### Stated task:
Format the records from the line containing "side-tab[interactable] xyxy=(0,62,27,120)" through the line containing "section-heading: VÝMĚNA ŽÁROVKY", both included, as a numbered list with blank lines omitted.

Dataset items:
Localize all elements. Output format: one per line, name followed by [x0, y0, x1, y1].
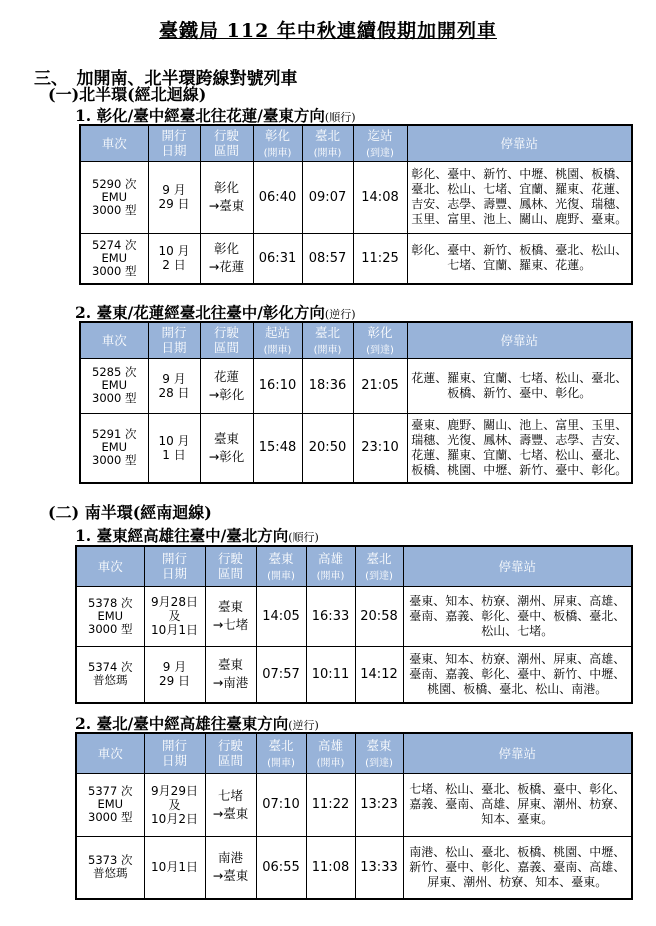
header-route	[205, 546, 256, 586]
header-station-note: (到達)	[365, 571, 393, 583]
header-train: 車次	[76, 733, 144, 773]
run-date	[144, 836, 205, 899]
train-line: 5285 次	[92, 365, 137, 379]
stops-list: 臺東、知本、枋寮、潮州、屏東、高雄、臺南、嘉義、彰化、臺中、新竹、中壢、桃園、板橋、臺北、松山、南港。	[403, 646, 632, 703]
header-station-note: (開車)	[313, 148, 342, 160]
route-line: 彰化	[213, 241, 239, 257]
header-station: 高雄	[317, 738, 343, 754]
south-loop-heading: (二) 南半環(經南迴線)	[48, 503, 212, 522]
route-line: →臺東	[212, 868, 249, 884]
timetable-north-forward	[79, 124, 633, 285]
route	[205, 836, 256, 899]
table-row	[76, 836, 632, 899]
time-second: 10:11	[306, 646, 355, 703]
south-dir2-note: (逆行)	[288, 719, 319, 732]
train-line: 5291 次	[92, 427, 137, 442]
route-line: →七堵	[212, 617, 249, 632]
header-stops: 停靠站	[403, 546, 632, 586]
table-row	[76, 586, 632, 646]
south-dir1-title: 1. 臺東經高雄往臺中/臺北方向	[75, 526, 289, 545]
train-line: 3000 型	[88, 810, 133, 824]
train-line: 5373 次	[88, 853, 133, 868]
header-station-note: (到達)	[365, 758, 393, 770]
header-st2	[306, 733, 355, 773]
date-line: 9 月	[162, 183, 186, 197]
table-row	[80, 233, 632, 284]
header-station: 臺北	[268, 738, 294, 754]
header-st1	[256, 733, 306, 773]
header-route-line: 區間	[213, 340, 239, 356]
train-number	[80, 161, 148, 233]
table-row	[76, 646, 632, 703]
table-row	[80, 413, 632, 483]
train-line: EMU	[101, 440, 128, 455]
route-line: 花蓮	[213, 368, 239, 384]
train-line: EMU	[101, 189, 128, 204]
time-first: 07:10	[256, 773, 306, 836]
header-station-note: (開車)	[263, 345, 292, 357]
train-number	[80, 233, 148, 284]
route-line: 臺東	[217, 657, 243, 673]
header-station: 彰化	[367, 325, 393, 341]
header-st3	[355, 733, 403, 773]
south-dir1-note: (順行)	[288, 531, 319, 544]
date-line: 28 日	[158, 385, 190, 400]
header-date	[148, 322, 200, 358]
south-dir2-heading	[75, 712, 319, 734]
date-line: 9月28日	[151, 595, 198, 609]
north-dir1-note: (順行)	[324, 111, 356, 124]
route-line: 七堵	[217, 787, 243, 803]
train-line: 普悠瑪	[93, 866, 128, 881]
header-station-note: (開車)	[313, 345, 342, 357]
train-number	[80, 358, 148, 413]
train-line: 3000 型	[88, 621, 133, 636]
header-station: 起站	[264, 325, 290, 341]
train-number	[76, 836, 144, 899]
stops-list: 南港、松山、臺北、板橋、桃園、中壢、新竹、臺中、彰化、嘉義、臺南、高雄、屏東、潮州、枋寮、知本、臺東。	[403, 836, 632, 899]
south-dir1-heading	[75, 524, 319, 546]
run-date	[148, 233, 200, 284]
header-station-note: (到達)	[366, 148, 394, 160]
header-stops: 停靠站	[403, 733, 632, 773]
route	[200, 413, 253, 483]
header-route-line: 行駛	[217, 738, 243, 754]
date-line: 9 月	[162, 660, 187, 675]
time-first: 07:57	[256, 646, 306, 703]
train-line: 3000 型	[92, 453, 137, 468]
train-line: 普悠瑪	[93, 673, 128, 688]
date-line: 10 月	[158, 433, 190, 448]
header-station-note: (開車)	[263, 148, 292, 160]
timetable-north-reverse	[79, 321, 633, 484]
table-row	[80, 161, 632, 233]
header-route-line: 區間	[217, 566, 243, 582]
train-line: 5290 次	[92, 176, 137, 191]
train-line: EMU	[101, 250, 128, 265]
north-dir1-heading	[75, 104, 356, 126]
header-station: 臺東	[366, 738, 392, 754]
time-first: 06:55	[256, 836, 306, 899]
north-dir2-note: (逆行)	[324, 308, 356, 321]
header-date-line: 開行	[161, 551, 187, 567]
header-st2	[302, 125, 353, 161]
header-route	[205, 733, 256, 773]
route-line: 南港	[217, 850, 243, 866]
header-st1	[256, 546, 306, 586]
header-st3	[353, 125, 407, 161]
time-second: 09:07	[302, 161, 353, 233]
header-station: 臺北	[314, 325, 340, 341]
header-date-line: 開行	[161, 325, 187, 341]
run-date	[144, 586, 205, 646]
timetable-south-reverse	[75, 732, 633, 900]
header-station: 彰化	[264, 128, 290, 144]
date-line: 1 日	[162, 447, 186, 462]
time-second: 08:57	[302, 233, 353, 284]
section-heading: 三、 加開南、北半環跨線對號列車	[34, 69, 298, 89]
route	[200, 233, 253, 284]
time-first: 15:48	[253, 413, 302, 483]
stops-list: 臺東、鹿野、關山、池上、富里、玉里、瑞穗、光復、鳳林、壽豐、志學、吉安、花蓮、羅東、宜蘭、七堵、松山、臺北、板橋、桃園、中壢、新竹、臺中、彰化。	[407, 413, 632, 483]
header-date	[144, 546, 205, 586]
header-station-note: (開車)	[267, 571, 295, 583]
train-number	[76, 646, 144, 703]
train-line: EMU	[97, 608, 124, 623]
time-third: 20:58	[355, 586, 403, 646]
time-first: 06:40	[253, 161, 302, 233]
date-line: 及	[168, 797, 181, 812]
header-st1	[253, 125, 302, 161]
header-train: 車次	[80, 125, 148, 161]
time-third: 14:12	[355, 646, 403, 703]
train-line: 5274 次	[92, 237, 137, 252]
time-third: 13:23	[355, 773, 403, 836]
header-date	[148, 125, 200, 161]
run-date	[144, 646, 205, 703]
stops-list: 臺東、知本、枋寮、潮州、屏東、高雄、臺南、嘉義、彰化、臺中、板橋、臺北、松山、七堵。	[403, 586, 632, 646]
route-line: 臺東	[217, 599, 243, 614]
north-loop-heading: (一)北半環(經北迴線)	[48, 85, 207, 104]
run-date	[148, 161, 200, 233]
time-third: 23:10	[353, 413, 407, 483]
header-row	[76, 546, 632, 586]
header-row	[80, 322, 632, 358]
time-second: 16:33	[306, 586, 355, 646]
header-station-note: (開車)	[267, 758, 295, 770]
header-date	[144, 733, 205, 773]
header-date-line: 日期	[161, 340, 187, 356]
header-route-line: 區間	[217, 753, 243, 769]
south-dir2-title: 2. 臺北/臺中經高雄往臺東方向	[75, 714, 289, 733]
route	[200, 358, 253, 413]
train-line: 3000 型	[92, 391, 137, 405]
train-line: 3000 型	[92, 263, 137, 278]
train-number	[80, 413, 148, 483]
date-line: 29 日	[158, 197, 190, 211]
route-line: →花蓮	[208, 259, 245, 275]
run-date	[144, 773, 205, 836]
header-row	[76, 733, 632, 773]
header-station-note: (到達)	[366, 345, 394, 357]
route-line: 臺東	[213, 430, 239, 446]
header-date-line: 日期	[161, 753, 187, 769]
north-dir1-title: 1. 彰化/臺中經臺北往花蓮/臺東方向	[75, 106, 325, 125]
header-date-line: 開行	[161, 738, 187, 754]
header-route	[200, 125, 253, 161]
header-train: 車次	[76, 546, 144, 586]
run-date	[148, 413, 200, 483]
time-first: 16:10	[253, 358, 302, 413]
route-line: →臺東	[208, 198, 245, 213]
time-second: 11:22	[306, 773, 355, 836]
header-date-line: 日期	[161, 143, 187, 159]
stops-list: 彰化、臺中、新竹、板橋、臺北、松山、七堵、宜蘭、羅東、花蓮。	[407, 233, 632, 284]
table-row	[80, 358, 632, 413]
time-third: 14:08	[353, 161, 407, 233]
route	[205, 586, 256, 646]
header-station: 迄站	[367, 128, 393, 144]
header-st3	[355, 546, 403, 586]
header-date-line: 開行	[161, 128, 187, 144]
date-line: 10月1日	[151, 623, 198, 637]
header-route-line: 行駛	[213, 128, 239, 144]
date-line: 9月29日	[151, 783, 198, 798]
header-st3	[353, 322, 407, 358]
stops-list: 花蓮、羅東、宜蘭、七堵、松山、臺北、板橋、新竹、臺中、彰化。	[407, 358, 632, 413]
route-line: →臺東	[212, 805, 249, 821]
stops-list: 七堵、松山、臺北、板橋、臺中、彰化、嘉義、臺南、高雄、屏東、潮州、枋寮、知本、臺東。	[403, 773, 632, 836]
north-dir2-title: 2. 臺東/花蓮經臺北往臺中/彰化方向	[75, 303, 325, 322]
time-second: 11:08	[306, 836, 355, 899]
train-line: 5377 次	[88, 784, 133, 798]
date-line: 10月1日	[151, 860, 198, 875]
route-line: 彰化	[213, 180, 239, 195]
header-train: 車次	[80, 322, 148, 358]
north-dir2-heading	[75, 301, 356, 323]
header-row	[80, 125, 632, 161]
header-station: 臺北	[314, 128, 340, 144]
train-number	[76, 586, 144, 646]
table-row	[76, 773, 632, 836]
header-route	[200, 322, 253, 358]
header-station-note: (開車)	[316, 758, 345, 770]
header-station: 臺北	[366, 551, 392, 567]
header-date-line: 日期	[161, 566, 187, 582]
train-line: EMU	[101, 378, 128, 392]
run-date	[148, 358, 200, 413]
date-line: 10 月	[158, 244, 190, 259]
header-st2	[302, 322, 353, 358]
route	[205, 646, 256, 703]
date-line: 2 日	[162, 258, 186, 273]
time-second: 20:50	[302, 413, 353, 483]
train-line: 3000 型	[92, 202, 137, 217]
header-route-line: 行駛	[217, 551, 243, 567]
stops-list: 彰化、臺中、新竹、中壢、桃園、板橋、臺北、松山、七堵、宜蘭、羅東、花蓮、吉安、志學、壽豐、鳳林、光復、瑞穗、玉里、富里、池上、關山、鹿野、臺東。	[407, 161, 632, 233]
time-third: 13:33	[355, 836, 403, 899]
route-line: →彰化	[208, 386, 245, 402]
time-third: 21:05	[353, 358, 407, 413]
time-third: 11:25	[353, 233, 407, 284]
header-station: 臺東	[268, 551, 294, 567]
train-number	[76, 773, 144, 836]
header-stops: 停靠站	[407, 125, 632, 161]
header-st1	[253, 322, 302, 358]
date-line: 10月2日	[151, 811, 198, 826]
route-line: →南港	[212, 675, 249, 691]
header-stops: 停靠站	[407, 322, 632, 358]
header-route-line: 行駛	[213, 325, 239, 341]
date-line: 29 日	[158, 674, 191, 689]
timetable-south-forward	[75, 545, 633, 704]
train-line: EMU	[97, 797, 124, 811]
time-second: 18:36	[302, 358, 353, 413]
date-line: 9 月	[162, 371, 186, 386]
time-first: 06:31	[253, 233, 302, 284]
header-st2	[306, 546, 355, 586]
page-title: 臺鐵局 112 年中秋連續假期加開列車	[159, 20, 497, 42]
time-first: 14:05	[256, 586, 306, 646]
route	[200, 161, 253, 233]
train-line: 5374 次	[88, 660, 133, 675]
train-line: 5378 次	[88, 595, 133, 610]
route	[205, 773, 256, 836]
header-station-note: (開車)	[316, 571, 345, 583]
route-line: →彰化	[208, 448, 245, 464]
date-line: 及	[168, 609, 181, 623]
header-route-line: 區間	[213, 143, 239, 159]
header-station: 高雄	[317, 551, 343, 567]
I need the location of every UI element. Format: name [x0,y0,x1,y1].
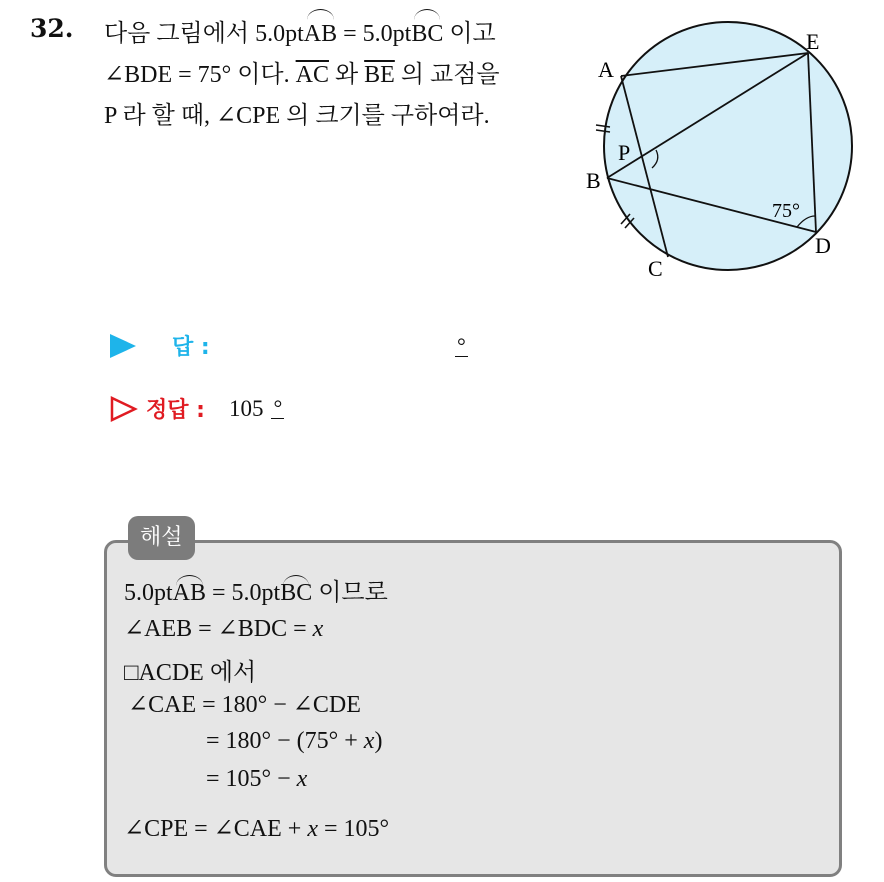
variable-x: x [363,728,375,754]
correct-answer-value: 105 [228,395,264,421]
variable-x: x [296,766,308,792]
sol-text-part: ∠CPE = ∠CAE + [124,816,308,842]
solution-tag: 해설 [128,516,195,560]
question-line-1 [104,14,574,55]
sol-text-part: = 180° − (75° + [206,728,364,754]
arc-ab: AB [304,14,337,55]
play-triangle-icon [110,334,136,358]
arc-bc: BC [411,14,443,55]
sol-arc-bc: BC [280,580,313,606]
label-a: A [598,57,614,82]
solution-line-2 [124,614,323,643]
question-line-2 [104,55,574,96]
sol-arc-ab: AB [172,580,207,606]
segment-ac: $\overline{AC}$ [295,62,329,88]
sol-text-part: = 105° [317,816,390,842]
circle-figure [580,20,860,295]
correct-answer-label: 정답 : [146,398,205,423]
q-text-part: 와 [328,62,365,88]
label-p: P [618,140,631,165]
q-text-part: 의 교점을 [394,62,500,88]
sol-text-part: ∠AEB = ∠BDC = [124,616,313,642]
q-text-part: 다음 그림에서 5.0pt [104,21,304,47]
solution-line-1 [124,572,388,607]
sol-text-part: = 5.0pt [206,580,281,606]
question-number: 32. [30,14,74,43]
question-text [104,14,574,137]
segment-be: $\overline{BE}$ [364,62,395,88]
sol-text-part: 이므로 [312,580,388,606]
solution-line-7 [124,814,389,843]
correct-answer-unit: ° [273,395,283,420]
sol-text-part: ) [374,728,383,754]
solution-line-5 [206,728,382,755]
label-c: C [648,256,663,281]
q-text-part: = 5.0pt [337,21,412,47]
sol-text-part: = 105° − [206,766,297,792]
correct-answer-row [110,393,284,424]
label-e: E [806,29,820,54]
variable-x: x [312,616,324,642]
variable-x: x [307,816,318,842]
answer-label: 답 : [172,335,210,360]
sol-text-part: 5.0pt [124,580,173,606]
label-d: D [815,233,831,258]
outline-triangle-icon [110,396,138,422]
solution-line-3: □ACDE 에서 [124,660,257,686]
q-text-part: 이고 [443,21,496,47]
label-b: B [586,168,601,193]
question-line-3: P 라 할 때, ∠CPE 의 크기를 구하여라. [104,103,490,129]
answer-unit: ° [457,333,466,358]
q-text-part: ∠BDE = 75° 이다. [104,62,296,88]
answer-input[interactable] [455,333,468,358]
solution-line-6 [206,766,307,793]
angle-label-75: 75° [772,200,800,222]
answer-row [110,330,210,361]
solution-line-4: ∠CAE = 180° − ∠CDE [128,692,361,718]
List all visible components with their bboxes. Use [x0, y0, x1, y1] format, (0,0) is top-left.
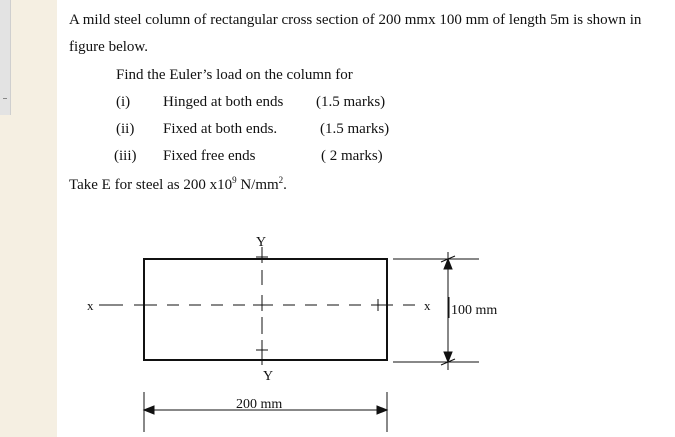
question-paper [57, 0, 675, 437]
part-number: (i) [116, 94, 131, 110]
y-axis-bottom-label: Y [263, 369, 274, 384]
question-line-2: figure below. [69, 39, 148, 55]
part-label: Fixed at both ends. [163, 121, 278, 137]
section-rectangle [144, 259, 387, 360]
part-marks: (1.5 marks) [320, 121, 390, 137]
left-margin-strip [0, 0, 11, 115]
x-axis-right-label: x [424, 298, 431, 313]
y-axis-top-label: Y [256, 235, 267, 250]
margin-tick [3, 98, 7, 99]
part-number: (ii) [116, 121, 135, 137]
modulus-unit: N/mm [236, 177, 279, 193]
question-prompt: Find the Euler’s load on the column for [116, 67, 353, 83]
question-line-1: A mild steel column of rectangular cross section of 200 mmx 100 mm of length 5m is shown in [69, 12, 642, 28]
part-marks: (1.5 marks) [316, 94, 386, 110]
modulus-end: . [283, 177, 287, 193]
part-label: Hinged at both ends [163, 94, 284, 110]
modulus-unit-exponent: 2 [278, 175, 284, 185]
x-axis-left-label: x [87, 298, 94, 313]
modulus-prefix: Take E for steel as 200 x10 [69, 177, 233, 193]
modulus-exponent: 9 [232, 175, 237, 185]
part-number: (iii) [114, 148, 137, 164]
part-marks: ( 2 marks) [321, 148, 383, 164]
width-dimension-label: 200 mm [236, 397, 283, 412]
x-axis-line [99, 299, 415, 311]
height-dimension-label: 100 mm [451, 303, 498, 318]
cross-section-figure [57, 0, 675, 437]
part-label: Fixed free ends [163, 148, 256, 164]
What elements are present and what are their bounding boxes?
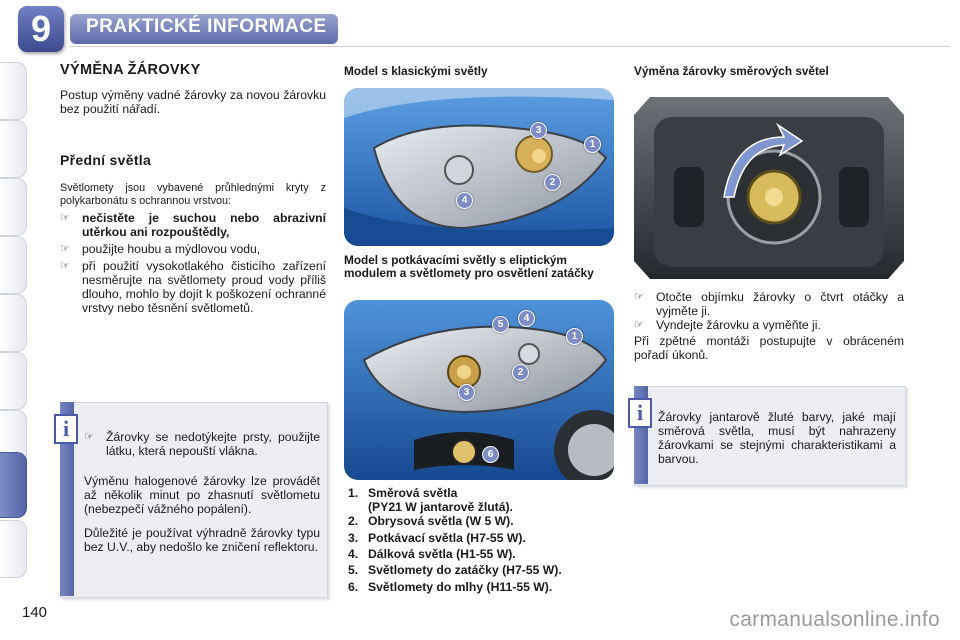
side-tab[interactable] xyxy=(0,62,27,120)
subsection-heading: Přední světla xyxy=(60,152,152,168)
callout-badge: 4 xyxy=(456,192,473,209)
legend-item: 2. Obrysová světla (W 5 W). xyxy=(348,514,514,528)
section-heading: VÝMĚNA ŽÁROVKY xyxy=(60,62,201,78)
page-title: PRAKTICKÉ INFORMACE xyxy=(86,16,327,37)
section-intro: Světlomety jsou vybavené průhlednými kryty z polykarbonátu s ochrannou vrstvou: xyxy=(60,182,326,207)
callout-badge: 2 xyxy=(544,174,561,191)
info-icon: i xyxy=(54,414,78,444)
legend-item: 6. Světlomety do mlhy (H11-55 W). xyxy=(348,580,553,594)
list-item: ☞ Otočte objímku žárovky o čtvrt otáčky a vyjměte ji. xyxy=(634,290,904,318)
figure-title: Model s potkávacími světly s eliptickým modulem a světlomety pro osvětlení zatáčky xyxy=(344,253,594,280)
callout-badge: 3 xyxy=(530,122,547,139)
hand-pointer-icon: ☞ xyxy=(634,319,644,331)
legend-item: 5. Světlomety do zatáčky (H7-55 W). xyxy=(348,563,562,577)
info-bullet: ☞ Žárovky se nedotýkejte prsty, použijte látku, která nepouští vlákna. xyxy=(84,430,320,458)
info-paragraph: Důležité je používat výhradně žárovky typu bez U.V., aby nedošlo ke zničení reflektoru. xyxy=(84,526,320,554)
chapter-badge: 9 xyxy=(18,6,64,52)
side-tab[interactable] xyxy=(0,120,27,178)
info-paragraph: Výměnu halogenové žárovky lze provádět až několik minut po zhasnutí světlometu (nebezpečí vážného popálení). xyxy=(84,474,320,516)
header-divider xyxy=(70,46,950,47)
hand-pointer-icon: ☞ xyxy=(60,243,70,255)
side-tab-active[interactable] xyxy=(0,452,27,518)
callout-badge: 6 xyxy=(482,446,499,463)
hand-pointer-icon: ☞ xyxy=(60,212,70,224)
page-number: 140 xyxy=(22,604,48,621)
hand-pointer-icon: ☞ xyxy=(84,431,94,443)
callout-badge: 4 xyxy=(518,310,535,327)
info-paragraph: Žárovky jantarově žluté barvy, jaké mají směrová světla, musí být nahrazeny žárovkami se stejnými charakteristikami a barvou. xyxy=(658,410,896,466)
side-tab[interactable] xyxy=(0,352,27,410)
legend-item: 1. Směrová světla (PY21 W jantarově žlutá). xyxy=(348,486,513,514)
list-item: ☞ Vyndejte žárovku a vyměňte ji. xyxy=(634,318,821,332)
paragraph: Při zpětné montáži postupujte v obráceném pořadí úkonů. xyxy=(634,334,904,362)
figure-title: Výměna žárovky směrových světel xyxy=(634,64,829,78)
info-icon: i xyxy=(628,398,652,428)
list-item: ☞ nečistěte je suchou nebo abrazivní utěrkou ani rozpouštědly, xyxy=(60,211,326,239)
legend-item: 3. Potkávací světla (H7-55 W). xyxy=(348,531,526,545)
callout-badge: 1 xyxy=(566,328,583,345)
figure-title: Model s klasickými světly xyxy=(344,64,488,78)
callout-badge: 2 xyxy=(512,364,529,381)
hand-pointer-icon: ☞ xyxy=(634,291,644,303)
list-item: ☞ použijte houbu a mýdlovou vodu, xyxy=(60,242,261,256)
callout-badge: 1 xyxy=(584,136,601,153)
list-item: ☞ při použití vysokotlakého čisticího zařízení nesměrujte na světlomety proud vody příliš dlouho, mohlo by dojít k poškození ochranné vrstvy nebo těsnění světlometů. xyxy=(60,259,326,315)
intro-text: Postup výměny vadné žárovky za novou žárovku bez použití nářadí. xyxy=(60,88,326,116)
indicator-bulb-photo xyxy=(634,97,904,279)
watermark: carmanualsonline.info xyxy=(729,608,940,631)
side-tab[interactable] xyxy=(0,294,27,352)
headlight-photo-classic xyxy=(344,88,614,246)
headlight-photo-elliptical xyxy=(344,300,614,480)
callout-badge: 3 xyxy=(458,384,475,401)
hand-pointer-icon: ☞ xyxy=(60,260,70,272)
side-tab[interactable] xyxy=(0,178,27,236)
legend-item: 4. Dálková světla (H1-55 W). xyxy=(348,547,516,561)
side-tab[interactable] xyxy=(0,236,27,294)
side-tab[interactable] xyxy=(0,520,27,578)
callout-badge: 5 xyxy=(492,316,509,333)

### Exercise result:
1. side-tab[interactable] xyxy=(0,62,27,120)
2. subsection-heading: Přední světla xyxy=(60,152,152,168)
3. callout-badge: 4 xyxy=(456,192,473,209)
4. legend-item: 2. Obrysová světla (W 5 W). xyxy=(348,514,514,528)
5. section-heading: VÝMĚNA ŽÁROVKY xyxy=(60,62,201,78)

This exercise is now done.